__Task to complete__
Isolate every line in the data with the string "Ferdinand" and copy it.

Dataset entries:
= = = =

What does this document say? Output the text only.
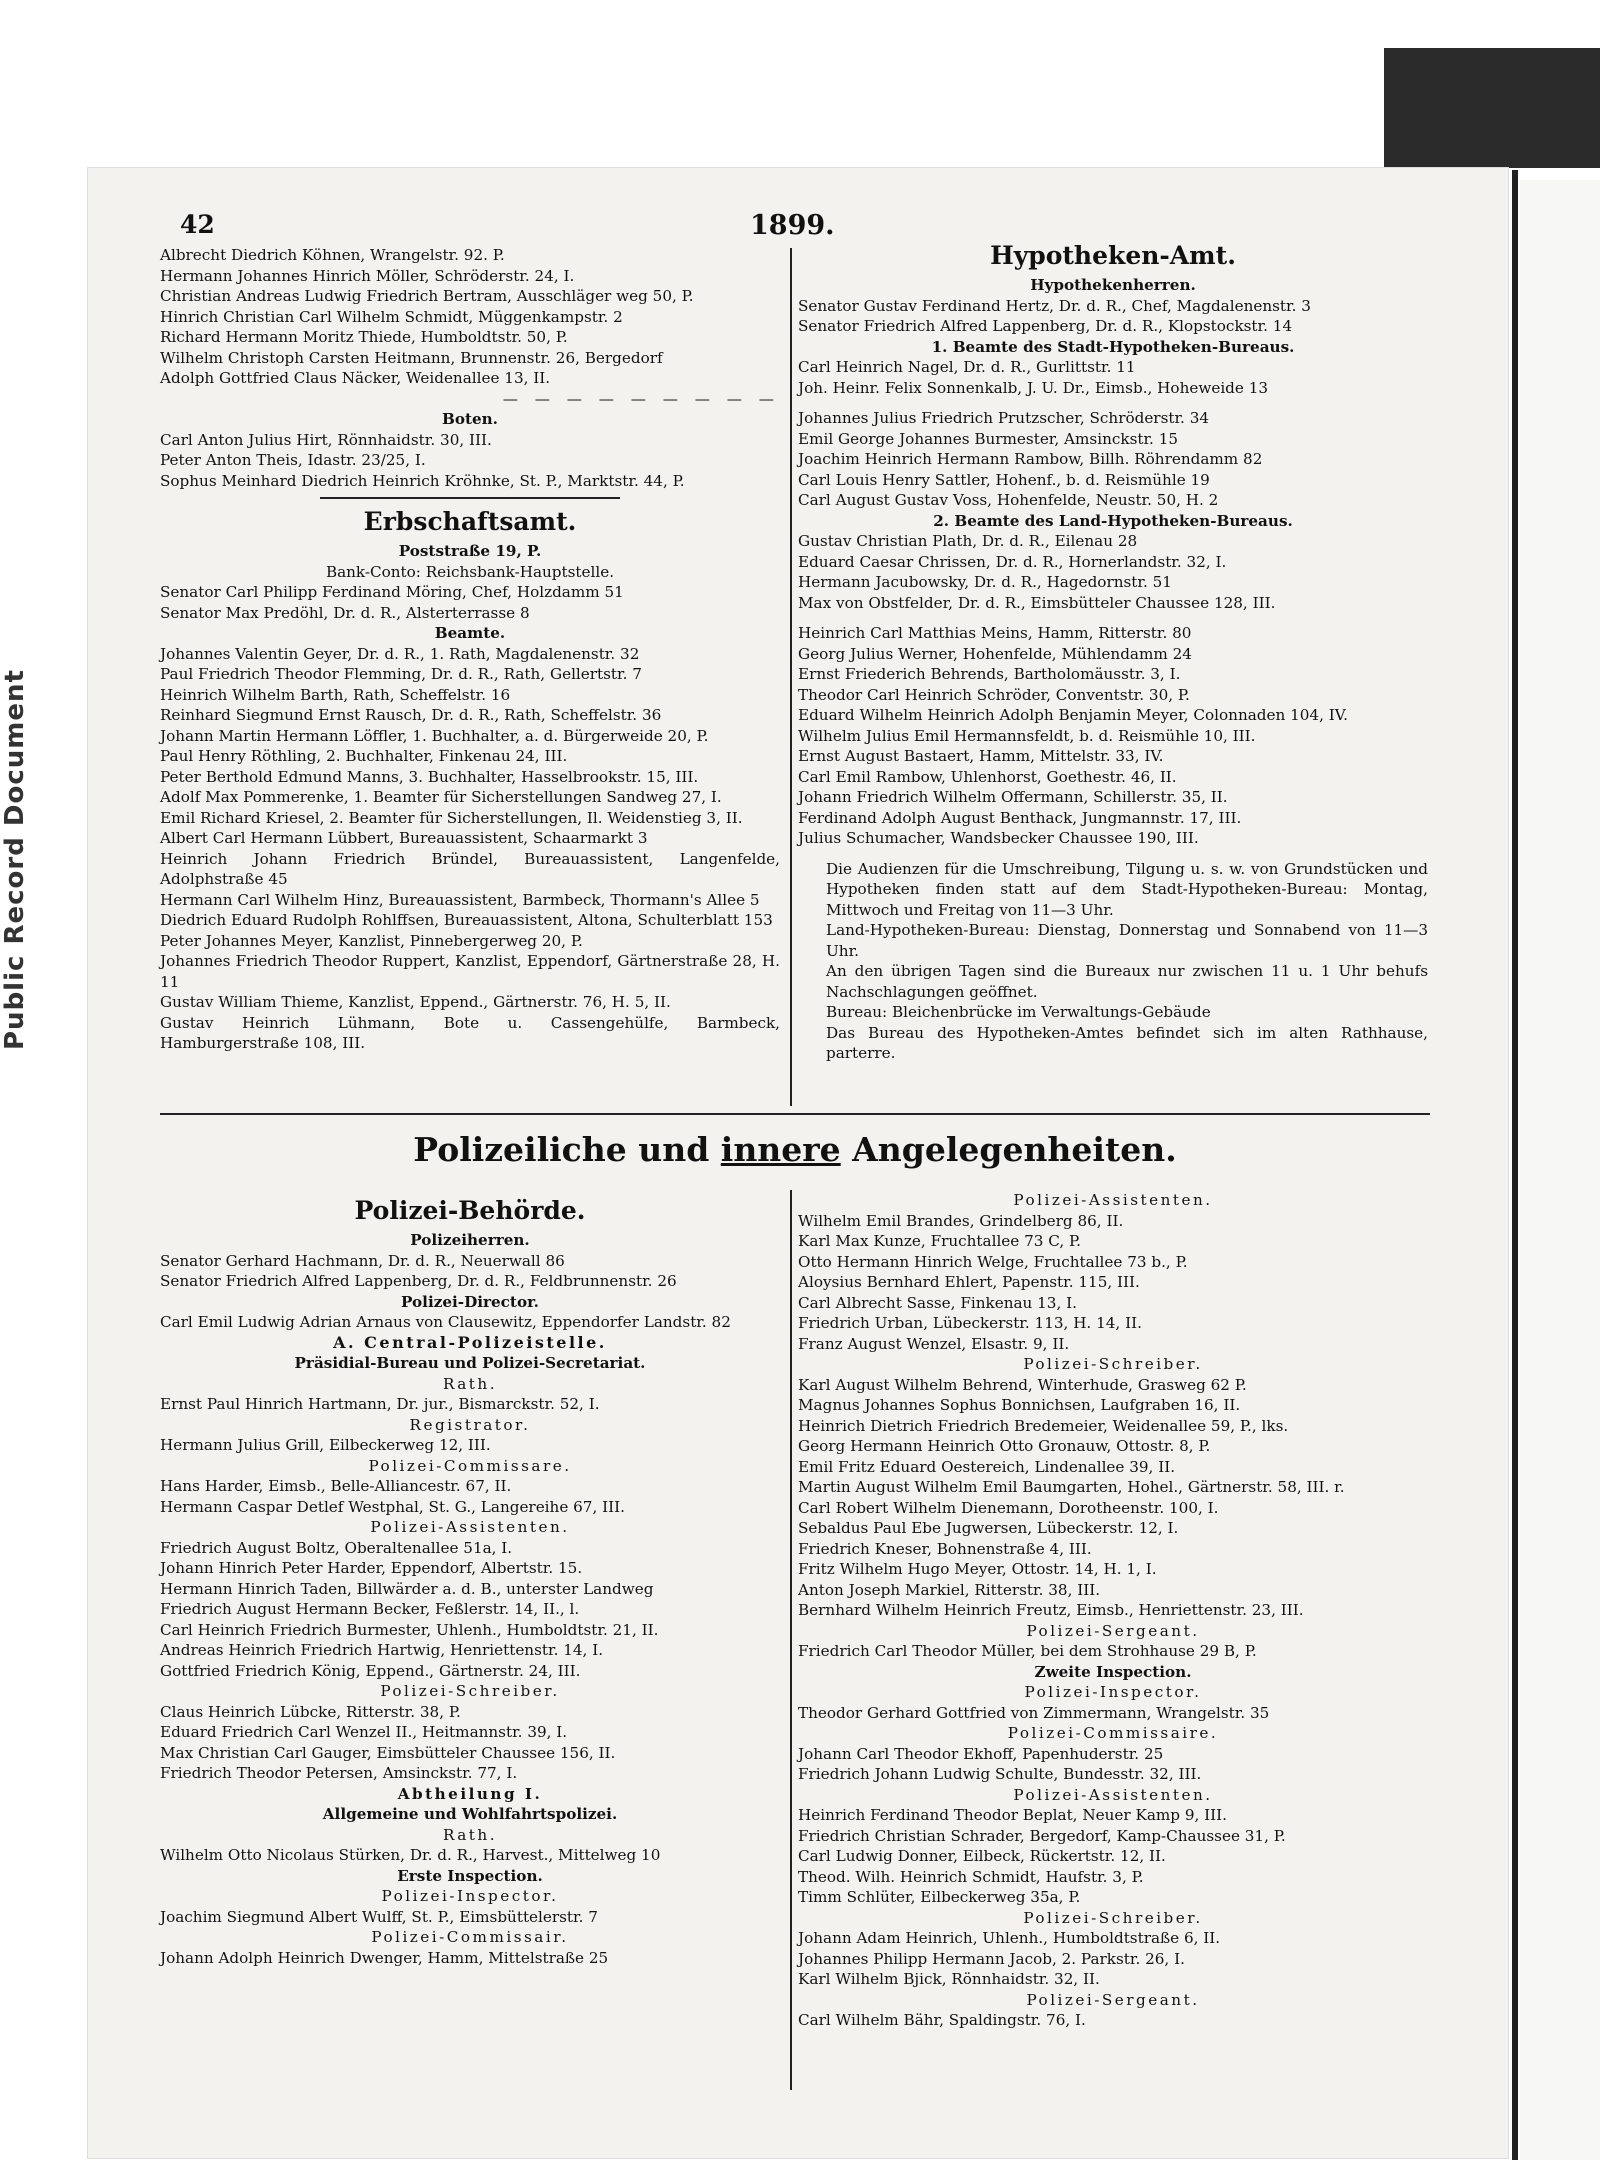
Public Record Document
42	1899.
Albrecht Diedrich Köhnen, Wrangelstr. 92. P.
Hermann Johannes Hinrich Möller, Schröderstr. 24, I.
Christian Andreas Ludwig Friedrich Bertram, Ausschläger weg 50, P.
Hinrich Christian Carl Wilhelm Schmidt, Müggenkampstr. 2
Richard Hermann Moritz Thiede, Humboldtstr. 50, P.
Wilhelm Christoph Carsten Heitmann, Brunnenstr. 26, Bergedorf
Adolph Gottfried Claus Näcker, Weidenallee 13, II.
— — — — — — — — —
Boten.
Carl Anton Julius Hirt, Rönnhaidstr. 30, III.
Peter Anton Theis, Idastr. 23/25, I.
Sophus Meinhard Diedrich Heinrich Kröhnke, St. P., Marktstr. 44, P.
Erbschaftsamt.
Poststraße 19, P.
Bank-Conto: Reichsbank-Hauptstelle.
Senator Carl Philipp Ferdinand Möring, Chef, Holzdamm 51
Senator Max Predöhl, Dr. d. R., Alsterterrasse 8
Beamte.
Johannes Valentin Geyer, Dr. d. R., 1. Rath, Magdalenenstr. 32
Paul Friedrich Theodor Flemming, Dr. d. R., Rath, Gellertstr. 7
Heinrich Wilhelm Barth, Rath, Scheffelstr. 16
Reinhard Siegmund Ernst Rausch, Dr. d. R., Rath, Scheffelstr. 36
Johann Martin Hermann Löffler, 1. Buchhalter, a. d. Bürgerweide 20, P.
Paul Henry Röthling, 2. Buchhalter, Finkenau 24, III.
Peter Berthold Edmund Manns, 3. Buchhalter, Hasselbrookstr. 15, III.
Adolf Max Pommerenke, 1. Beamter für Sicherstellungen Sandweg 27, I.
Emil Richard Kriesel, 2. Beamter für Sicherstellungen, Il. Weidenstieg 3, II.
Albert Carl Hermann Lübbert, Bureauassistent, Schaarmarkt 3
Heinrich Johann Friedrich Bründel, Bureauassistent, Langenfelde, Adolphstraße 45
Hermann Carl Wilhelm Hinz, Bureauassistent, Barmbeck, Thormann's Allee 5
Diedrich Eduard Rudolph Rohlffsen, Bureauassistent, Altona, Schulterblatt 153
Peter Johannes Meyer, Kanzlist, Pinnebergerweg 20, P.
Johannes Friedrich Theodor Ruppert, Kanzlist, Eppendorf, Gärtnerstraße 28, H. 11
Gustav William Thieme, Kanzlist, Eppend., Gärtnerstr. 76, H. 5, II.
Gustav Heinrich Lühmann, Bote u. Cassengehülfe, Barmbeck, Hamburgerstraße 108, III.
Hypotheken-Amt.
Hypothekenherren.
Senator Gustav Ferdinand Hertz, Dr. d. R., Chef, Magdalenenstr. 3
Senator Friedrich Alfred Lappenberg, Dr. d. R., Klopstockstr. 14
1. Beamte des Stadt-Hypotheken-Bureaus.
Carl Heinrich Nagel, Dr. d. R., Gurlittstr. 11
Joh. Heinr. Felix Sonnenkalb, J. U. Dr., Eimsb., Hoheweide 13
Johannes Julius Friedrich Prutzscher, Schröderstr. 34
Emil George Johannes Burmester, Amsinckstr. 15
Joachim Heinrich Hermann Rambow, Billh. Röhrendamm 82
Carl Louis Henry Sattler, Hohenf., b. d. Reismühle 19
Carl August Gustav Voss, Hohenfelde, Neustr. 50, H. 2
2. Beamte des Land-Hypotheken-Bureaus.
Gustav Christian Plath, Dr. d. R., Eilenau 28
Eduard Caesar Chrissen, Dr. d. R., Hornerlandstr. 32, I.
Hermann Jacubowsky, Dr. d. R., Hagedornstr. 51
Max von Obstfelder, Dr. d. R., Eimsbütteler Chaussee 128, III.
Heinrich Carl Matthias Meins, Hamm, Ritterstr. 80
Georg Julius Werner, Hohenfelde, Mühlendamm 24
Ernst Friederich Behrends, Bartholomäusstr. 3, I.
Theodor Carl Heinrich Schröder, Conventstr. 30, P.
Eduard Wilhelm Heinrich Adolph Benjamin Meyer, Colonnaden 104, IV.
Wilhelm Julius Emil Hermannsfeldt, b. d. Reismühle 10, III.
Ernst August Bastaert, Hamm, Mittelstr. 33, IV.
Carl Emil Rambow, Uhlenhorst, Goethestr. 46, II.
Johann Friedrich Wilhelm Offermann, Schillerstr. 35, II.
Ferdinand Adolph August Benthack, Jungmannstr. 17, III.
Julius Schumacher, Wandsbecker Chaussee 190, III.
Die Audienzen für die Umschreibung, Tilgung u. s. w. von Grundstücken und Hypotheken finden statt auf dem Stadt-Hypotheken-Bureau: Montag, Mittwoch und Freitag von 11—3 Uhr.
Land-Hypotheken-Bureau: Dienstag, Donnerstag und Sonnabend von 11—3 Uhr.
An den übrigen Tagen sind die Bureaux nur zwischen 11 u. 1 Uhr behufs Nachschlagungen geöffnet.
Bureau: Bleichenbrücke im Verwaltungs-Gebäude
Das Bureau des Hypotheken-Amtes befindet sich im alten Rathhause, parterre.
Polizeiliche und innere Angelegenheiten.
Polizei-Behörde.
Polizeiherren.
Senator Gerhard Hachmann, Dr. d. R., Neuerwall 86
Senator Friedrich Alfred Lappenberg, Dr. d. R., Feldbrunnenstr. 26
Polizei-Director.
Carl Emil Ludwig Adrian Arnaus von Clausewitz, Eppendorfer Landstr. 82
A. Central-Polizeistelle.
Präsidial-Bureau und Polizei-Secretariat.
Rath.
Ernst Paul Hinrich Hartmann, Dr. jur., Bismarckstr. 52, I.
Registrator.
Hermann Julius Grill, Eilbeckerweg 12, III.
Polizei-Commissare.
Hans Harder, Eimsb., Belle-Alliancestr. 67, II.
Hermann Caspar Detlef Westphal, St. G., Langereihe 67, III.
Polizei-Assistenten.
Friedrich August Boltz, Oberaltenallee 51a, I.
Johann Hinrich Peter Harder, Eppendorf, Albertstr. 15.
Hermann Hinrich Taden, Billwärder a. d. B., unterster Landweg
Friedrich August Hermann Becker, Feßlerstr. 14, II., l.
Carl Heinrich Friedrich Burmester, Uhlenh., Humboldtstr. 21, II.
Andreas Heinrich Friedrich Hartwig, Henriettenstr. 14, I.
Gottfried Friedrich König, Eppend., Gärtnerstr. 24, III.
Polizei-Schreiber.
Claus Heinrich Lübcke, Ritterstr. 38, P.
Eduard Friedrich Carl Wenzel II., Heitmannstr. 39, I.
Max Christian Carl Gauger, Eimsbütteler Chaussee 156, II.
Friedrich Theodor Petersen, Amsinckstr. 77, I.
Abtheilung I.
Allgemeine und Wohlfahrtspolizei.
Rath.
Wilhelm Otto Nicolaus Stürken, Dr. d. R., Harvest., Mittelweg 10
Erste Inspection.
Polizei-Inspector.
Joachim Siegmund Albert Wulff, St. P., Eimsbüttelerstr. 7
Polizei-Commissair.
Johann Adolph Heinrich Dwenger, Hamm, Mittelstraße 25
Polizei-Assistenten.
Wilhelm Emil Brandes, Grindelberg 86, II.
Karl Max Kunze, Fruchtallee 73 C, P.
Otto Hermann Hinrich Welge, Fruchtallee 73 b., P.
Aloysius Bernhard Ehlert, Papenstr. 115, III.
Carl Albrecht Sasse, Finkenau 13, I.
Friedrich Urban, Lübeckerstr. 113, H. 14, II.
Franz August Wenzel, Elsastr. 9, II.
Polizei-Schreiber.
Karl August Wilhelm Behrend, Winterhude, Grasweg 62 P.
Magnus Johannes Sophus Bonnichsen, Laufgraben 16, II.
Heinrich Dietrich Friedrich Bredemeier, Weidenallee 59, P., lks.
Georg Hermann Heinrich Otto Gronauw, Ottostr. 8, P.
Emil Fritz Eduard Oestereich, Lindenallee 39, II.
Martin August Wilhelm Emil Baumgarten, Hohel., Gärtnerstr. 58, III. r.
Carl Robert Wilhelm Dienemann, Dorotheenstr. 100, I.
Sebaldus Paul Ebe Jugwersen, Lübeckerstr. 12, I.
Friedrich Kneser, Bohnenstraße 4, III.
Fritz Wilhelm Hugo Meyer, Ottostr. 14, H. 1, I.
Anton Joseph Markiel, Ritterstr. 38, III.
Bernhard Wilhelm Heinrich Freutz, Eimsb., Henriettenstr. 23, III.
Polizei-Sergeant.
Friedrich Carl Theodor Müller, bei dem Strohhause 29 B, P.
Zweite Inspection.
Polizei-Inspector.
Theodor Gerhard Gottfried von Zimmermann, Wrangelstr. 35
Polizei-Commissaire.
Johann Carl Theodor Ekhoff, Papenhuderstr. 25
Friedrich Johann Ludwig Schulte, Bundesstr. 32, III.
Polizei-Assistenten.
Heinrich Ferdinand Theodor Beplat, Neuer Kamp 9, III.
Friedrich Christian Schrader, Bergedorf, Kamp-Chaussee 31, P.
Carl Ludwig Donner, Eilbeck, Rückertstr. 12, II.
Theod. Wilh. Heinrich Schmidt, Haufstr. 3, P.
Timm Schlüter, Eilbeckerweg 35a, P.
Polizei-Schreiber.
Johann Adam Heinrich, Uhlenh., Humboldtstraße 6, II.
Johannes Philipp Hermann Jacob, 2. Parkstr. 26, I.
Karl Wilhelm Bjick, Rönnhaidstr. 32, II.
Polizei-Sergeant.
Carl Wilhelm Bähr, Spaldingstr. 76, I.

= = = =

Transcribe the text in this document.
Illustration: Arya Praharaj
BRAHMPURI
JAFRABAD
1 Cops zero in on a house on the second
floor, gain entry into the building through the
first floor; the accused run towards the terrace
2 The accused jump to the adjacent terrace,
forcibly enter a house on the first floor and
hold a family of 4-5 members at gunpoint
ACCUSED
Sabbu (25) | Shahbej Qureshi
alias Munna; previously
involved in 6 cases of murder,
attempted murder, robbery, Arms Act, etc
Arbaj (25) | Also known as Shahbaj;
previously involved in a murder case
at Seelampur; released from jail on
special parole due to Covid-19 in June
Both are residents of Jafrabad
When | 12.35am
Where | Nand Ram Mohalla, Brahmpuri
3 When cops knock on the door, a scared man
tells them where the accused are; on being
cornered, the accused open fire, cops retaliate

= = = =

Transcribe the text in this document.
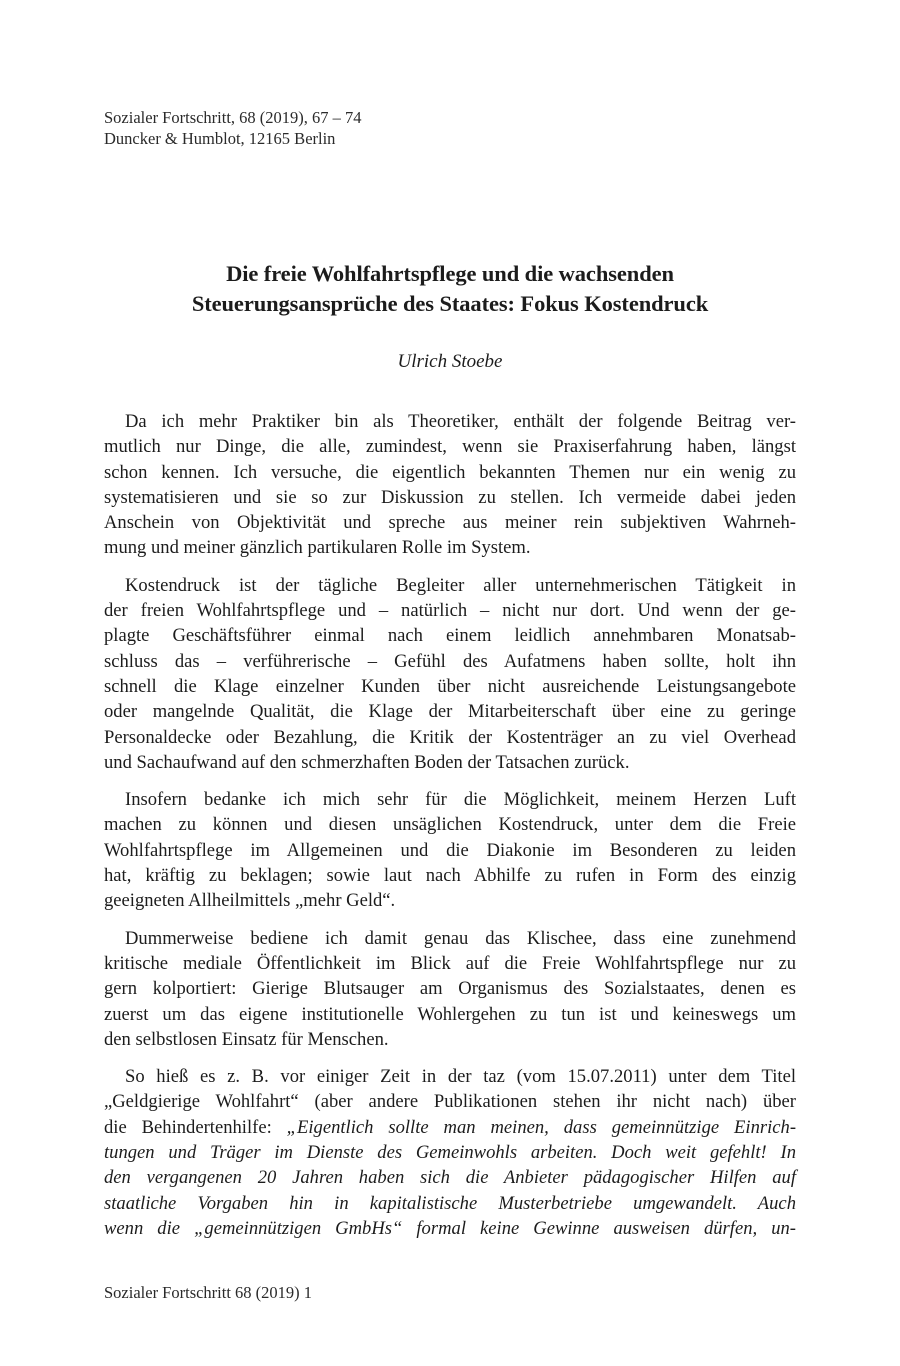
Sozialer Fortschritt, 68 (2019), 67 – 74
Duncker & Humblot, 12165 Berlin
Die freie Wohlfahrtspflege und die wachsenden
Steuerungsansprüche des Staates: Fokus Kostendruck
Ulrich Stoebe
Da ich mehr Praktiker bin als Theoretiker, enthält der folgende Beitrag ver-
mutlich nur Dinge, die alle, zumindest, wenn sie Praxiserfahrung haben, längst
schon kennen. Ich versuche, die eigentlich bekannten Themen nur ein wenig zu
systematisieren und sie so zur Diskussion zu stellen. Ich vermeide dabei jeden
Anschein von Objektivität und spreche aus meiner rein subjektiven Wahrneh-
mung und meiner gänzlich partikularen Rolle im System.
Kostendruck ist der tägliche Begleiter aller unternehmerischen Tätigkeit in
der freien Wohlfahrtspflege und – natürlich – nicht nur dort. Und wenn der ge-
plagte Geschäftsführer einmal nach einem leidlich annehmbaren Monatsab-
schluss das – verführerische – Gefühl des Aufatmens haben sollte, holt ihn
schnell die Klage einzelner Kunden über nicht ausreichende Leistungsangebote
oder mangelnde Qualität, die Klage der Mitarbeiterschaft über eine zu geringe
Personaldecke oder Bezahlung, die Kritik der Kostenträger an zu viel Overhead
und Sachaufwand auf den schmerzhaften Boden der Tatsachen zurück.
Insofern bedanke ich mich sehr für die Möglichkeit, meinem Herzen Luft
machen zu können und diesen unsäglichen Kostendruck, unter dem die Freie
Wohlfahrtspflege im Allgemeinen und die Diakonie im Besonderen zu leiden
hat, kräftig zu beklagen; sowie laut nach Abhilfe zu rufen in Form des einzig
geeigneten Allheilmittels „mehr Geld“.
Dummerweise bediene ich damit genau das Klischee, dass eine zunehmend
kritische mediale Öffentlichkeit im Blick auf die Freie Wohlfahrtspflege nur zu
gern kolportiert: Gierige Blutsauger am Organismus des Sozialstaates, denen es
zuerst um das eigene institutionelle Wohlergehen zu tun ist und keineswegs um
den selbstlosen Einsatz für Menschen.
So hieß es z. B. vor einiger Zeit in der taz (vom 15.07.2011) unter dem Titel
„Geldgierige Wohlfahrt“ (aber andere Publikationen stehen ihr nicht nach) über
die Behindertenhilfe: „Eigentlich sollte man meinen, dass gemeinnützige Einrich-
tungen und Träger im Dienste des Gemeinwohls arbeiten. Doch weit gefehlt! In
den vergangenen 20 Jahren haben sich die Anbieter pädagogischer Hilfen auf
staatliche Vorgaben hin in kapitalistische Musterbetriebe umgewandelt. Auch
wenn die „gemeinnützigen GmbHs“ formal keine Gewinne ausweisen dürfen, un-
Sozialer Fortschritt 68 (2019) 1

= = = =

__Final answer__
Senator Carl Philipp Ferdinand Möring, Chef, Holzdamm 51
Senator Gustav Ferdinand Hertz, Dr. d. R., Chef, Magdalenenstr. 3
Ferdinand Adolph August Benthack, Jungmannstr. 17, III.
Heinrich Ferdinand Theodor Beplat, Neuer Kamp 9, III.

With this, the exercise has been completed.